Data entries
▼
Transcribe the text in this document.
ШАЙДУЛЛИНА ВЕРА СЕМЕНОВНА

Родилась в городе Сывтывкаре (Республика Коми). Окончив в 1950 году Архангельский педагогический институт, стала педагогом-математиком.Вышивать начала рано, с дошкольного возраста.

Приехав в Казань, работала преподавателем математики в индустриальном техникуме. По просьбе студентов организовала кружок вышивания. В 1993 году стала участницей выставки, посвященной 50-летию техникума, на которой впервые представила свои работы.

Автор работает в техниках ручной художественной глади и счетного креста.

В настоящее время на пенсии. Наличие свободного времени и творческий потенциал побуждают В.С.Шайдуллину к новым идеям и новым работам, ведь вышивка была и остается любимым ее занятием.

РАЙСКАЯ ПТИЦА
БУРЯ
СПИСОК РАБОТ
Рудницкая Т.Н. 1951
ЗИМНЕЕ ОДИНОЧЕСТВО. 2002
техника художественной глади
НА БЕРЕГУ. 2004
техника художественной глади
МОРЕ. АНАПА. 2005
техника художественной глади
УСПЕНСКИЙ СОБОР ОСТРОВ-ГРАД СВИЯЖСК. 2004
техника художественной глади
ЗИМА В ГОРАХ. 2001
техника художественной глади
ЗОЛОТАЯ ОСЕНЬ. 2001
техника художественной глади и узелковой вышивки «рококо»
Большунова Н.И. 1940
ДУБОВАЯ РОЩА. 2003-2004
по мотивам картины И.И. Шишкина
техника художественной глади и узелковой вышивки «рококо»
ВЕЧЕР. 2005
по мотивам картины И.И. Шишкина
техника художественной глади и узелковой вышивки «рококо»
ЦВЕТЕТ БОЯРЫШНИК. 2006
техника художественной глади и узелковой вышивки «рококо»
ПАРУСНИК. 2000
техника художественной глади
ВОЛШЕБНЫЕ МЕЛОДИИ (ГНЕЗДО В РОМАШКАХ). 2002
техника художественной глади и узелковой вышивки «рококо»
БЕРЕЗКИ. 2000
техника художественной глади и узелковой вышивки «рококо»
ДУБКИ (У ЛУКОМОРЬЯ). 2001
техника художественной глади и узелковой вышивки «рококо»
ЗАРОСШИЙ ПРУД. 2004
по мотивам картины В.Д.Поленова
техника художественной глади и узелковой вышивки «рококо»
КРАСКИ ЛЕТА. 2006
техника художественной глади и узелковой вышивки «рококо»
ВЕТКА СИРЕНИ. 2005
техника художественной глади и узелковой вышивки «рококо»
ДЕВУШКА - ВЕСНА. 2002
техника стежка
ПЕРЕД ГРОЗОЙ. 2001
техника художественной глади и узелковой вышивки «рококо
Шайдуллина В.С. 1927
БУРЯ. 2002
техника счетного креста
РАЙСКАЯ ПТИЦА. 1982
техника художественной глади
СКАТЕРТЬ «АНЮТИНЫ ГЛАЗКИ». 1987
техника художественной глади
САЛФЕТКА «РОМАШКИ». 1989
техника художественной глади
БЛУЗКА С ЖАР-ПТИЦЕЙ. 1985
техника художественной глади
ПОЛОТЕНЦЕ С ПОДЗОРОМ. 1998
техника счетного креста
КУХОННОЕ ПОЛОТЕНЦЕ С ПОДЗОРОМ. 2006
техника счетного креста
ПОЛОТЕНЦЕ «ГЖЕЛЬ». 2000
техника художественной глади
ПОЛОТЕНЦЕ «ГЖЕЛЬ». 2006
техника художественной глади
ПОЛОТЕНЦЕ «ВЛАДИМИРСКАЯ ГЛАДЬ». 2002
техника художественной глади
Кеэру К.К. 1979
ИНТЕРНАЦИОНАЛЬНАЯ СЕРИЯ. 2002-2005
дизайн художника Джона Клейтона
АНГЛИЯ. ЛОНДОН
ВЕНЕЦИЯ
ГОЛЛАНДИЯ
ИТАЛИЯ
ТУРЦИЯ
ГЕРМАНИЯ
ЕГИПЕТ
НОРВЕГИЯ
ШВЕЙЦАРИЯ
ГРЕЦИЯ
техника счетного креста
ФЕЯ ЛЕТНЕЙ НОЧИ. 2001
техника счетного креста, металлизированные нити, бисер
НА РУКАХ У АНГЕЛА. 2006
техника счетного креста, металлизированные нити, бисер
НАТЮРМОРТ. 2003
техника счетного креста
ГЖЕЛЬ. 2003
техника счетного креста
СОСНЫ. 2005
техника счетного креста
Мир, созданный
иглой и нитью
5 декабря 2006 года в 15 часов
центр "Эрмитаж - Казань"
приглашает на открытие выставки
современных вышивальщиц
▲
▼
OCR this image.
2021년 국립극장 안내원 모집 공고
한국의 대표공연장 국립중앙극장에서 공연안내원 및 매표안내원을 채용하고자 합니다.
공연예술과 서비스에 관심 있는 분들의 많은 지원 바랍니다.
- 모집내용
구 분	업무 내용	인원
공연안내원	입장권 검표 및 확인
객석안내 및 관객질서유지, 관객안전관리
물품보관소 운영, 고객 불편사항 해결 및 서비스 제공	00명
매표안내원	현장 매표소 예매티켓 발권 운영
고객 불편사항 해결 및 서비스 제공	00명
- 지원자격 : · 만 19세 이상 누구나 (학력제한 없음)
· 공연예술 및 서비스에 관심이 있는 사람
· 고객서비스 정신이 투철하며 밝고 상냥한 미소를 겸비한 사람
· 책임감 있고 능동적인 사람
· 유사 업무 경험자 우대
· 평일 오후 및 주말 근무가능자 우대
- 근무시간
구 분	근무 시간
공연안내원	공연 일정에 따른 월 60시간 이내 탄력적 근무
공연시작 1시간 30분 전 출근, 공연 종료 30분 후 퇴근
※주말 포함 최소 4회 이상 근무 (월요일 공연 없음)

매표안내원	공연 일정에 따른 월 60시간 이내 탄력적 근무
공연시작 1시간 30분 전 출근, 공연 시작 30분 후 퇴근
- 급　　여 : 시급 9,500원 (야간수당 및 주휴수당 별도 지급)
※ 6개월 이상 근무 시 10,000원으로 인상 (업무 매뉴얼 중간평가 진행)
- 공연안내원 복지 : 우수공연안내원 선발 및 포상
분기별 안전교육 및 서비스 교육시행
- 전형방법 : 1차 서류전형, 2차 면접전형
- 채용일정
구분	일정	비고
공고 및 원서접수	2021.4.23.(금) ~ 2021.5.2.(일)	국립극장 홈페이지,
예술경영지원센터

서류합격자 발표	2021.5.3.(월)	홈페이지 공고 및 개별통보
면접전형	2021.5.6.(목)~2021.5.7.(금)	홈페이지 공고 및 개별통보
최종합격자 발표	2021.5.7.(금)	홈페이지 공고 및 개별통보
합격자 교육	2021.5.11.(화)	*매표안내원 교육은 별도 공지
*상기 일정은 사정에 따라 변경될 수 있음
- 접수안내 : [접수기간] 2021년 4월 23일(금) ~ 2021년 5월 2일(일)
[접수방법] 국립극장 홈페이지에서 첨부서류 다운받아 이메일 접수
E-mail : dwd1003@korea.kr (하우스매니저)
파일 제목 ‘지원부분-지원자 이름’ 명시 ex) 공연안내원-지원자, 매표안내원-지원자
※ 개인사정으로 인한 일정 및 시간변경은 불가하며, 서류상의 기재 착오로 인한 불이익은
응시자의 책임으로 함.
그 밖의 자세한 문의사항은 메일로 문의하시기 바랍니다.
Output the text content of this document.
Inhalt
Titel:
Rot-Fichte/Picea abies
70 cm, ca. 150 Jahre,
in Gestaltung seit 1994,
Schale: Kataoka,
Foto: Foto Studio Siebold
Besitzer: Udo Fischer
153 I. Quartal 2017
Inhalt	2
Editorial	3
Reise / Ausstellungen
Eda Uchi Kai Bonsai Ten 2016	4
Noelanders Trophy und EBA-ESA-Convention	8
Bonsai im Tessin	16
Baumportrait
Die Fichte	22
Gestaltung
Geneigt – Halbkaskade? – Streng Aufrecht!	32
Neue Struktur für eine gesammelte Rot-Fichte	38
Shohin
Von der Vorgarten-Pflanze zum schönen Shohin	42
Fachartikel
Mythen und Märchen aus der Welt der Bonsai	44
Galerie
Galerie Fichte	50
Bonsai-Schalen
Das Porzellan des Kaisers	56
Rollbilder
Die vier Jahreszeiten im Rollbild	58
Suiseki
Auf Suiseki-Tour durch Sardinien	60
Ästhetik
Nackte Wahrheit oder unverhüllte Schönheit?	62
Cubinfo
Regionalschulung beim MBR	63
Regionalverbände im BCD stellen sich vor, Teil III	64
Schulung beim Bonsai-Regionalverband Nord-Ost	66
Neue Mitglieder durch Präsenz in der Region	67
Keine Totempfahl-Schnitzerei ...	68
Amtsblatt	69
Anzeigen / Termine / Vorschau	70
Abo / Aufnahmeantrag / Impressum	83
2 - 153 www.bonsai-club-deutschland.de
▲
■ **Aim of the task**: Find each line holding the word "Shohin" and copy it.

■ **Exercise answer**:
Shohin
Von der Vorgarten-Pflanze zum schönen Shohin	42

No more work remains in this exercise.